=== Stored records ===
○ ○ ○ ○
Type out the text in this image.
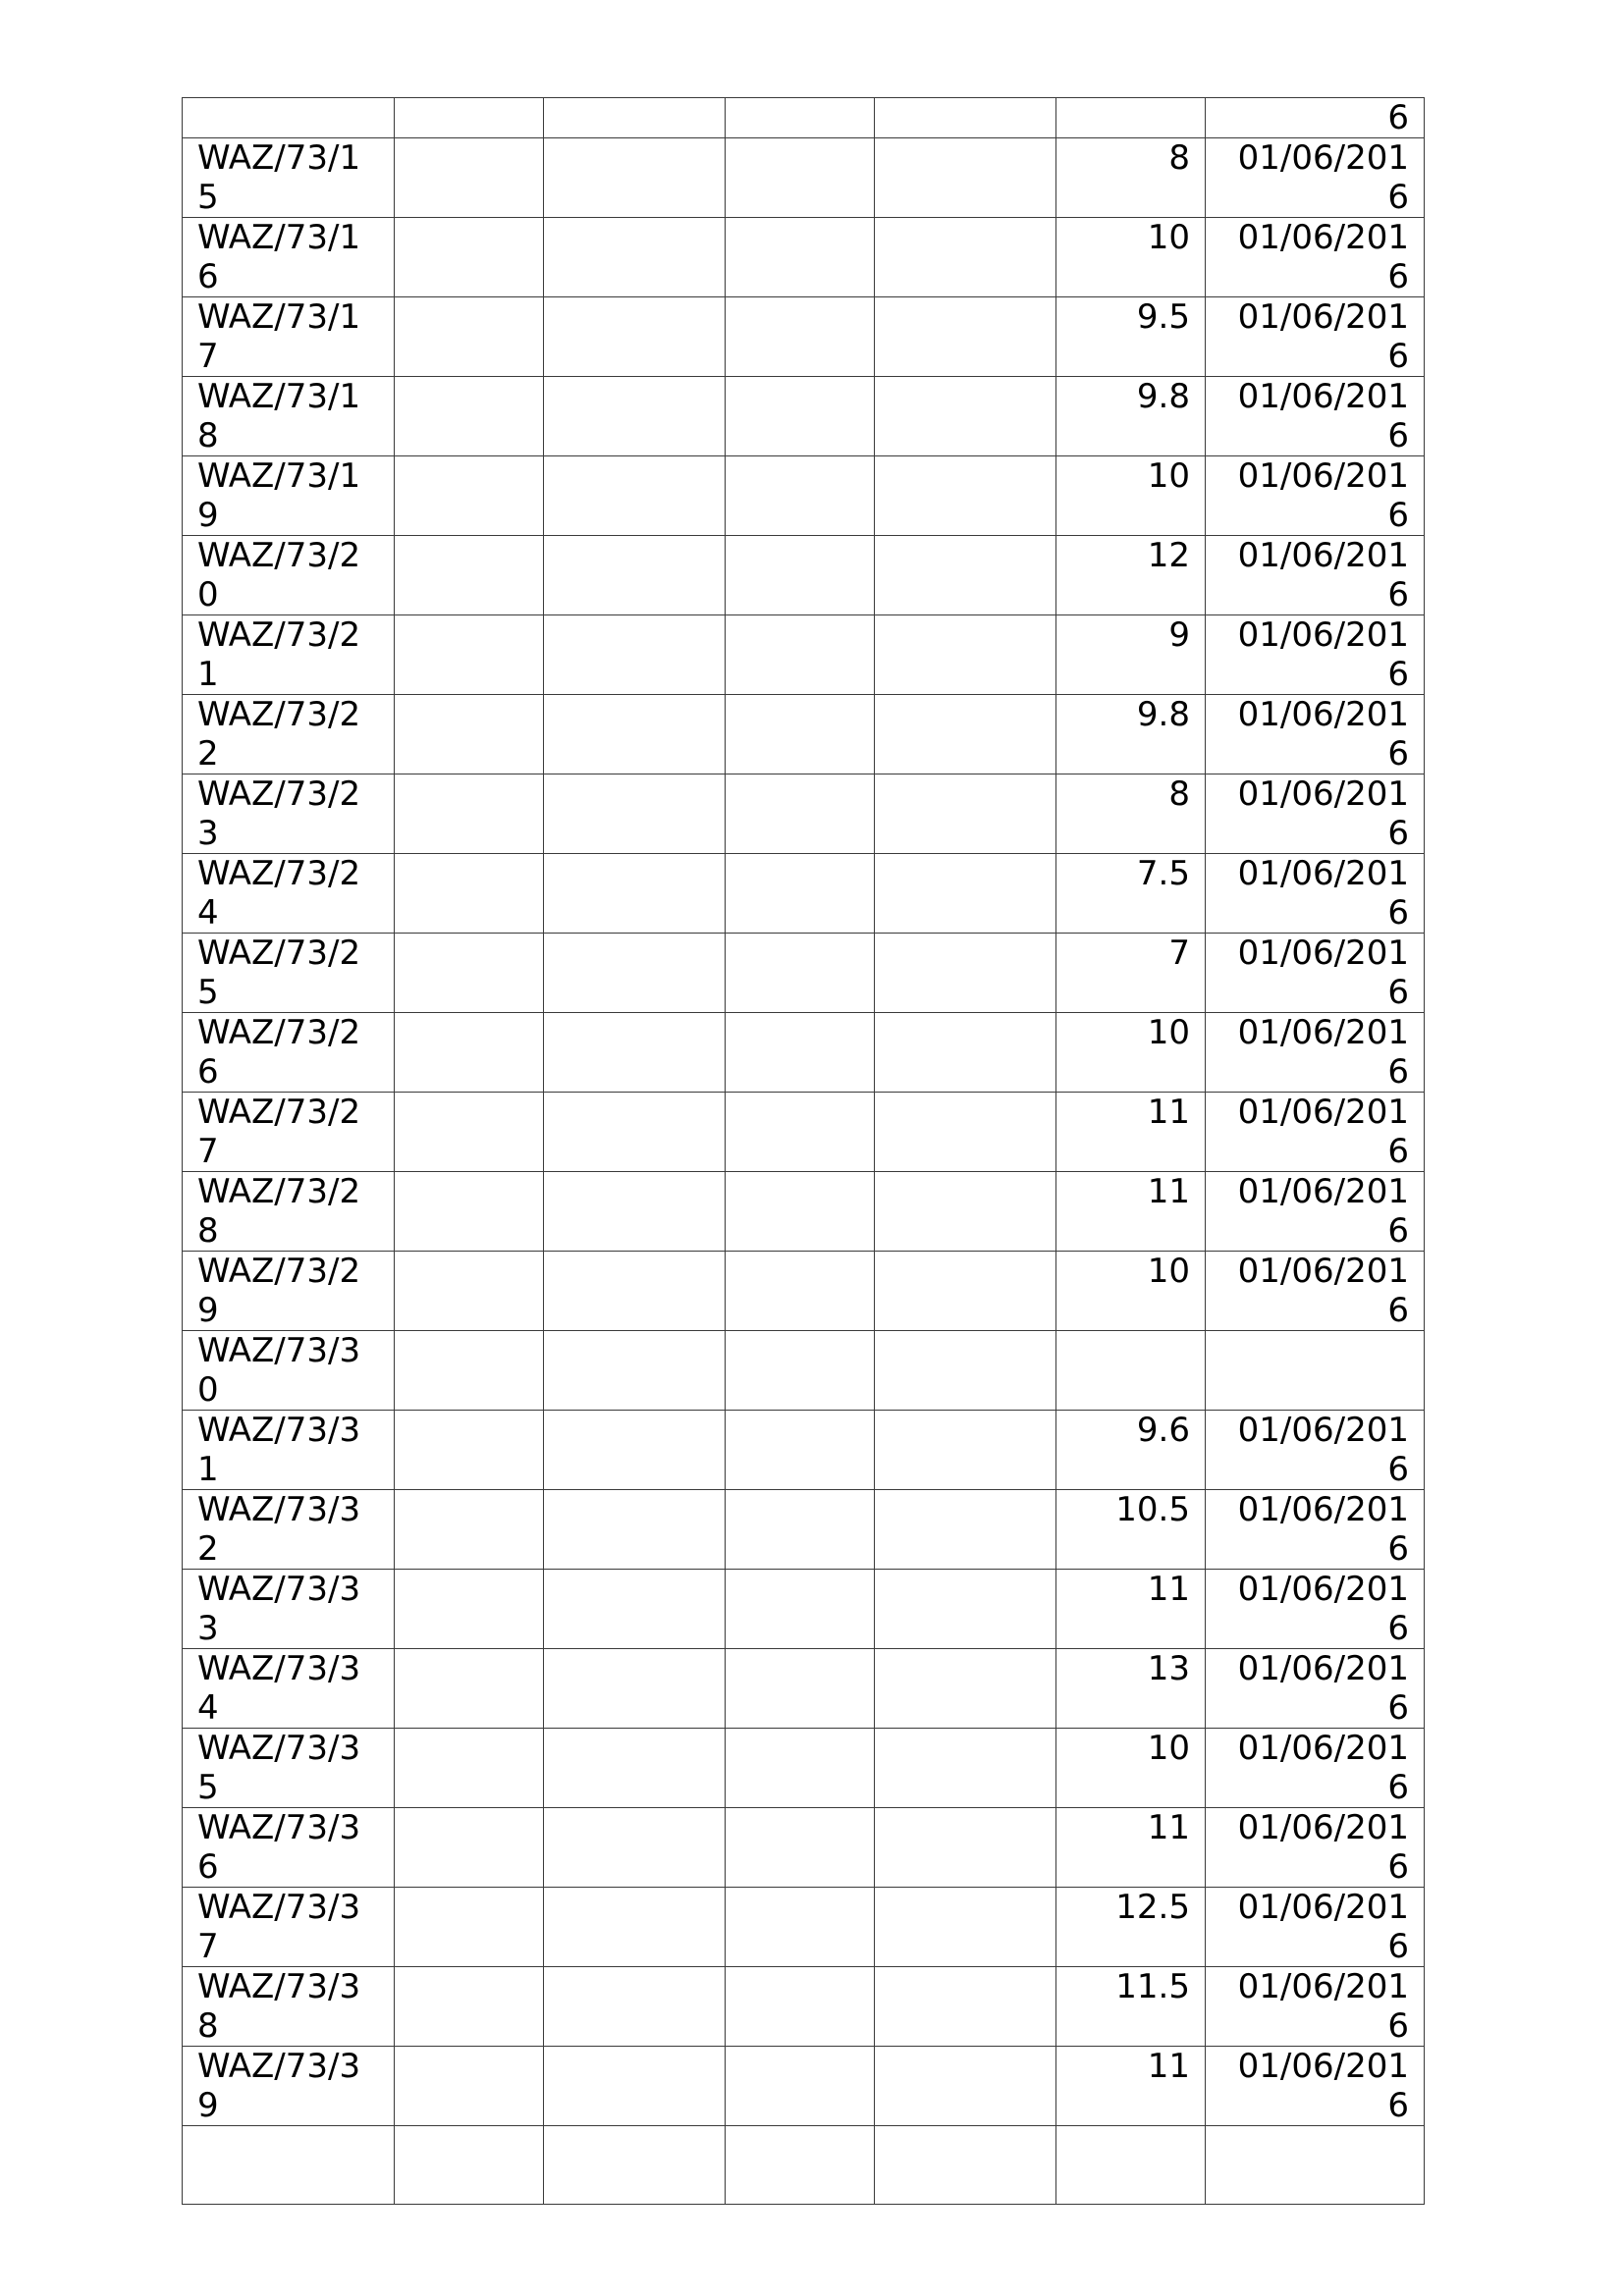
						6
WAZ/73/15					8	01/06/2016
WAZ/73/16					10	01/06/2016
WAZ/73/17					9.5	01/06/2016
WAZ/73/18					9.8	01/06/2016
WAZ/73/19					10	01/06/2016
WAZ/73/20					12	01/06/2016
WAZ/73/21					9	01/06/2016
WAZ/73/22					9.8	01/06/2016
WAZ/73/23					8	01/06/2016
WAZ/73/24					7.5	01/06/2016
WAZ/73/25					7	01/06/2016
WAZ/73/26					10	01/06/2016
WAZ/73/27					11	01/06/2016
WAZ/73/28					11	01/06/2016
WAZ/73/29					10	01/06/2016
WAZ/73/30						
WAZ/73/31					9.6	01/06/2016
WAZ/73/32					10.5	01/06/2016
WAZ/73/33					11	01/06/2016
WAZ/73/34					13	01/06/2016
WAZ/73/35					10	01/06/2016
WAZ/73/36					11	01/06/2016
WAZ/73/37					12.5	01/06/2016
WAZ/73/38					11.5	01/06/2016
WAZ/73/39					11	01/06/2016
○ ○ ○ ○
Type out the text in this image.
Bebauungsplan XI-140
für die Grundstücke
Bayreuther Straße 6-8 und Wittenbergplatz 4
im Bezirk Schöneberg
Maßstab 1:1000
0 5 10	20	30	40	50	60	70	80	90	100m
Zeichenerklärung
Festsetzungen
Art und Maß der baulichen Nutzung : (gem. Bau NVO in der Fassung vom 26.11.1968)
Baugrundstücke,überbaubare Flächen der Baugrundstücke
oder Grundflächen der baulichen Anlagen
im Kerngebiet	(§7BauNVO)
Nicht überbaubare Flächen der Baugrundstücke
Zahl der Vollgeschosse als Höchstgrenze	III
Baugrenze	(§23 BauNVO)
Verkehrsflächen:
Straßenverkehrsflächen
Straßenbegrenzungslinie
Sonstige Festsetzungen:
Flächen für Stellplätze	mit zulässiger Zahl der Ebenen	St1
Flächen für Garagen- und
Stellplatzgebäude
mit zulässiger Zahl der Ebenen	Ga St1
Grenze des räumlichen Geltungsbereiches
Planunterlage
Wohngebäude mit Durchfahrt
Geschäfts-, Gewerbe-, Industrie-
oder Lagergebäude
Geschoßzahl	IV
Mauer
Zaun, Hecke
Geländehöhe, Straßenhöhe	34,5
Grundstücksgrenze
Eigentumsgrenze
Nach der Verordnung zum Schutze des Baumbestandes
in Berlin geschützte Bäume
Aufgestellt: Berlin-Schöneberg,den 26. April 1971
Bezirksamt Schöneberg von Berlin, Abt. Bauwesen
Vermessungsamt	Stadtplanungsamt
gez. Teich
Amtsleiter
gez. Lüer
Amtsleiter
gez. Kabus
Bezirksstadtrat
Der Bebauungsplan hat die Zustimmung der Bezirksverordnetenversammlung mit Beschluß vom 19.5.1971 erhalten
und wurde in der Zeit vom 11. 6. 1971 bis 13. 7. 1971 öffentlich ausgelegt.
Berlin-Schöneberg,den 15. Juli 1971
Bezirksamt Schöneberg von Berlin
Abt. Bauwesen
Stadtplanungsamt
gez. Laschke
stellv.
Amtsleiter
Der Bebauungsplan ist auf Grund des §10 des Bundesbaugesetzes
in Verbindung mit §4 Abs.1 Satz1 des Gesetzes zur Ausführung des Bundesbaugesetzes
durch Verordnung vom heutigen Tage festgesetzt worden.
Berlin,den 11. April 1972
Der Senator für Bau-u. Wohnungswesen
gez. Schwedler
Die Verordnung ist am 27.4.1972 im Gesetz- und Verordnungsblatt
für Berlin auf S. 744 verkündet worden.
○ ○ ○ ○
=== Goal of the exercise ===
Say how many lines in the entries contain the string "Verordnung", and say nothing else.

=== Exercise response ===
3